## Problem details
Scan the following material for the string "will" and copy each line in which it appears.

------ Provided records ------

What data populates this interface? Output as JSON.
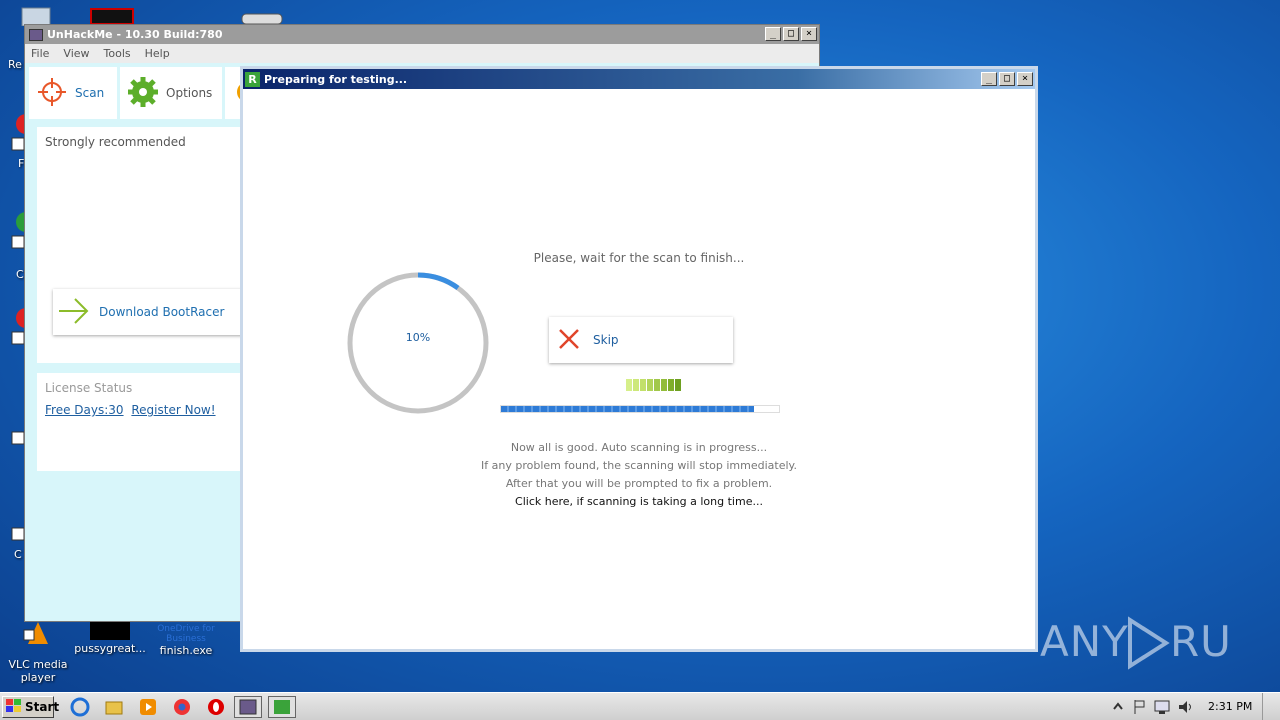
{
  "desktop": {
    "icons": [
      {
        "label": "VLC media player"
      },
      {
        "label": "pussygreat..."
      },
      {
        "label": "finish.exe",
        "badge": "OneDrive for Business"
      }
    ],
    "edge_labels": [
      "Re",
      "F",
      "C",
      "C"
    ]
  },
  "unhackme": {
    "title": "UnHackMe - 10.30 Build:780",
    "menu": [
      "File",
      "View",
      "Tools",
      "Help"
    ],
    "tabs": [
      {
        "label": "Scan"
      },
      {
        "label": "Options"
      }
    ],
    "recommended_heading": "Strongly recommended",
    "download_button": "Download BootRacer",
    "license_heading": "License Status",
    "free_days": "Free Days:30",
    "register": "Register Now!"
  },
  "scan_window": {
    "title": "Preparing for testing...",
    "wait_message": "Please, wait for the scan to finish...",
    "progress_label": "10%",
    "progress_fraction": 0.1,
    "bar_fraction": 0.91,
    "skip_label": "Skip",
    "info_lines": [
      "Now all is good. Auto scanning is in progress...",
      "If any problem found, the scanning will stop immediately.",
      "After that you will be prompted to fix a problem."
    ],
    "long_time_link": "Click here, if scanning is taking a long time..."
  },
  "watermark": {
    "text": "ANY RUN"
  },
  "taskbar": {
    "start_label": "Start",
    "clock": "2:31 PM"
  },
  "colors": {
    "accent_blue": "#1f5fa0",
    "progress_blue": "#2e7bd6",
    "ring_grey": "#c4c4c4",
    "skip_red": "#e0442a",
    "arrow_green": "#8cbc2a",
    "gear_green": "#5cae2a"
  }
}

------

## The response
      "If any problem found, the scanning will stop immediately.",
      "After that you will be prompted to fix a problem."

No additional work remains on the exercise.